## What needs to be done:
Find the word "chuyên" in the data. Return every line where it appears.

Rows from a dataset
——————————

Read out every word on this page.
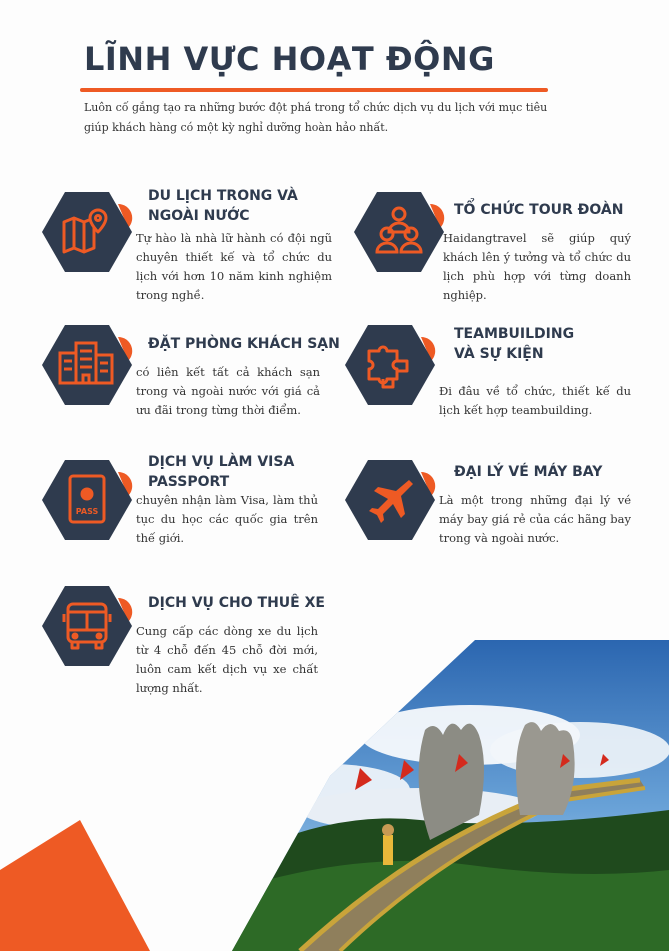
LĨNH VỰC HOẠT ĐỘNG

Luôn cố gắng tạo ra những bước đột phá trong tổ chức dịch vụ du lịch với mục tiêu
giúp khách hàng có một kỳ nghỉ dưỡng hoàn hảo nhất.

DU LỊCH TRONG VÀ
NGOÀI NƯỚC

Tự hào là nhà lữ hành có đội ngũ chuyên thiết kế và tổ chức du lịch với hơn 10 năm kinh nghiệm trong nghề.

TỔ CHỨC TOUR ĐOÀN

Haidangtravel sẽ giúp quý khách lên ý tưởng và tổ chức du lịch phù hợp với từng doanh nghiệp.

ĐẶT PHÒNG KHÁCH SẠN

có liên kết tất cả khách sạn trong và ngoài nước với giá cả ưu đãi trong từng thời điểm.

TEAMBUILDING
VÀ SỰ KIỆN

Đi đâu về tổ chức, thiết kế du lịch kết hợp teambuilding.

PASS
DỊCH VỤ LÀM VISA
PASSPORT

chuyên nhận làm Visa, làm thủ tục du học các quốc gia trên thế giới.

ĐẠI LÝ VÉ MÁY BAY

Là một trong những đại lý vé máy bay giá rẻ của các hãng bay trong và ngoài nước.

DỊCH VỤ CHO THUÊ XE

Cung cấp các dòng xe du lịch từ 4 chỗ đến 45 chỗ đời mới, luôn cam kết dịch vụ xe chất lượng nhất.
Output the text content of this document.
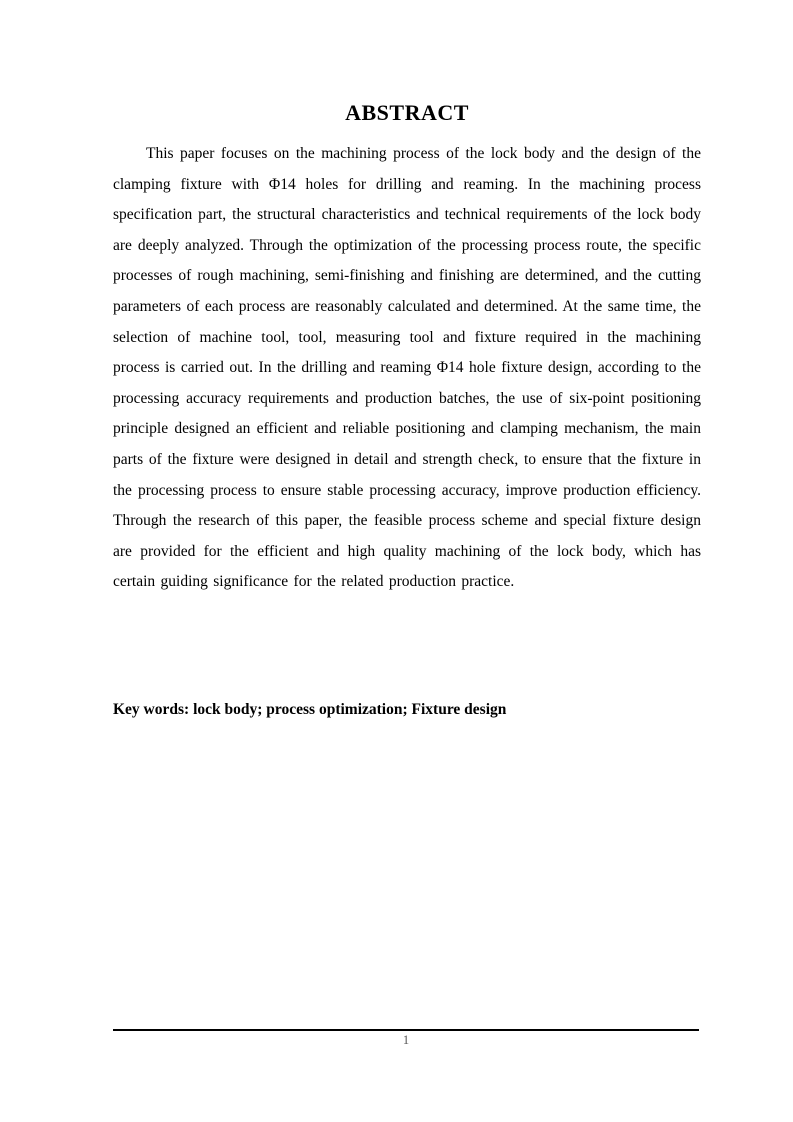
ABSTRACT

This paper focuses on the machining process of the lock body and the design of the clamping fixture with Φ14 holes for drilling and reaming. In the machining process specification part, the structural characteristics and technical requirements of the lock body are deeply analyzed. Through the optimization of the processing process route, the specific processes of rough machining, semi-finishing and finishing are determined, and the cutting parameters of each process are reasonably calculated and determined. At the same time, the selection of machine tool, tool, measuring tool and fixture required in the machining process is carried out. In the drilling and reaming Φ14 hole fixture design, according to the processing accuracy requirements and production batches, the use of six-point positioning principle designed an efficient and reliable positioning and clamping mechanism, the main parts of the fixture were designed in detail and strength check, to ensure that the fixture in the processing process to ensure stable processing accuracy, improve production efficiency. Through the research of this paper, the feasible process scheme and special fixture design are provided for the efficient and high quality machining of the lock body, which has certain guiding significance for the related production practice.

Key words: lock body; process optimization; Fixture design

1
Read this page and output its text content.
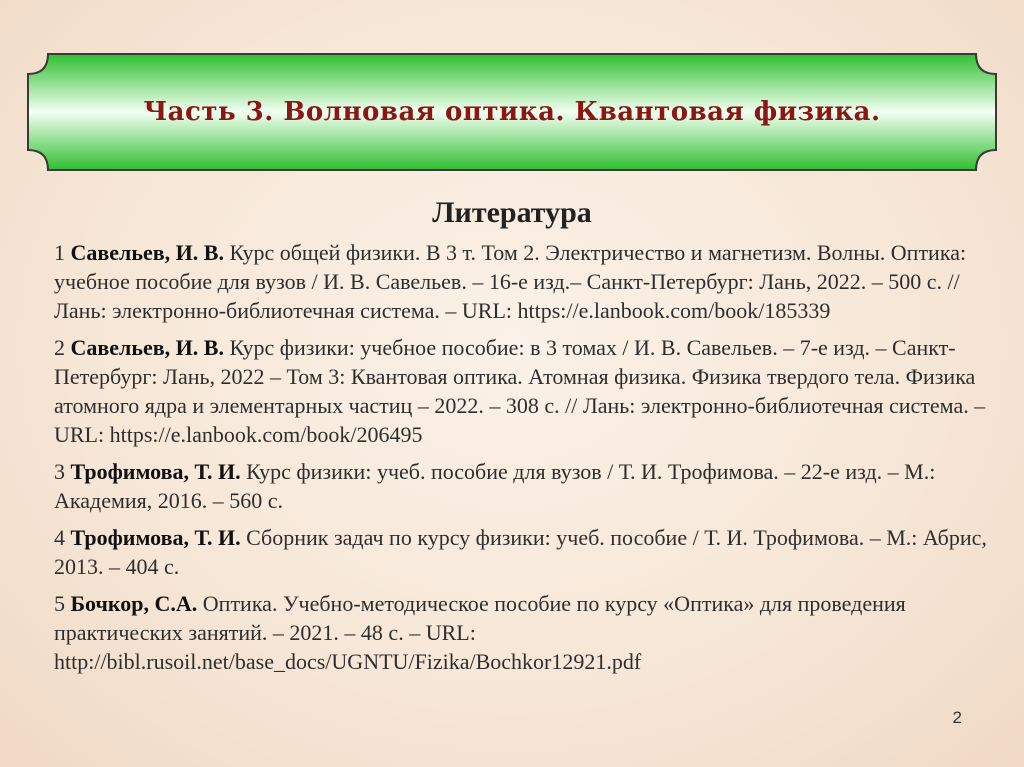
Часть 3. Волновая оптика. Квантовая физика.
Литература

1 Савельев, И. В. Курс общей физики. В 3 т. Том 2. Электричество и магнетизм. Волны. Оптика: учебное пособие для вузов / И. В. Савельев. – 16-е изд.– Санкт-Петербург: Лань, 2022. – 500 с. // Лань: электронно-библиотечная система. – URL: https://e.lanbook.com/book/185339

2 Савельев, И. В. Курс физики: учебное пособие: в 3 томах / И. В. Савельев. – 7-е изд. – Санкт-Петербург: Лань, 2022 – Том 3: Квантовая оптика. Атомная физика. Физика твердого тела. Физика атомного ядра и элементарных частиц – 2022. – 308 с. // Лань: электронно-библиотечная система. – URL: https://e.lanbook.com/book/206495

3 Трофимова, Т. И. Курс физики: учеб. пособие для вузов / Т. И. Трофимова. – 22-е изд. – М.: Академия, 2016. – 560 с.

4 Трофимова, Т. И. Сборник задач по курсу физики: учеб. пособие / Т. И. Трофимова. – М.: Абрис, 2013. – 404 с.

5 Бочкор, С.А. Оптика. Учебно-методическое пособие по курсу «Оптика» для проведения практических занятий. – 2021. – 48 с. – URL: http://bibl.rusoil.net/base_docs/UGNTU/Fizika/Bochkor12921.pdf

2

——————————

## Worked solution:
Tự hào là nhà lữ hành có đội ngũ chuyên thiết kế và tổ chức du lịch với hơn 10 năm kinh nghiệm trong nghề.
chuyên nhận làm Visa, làm thủ tục du học các quốc gia trên thế giới.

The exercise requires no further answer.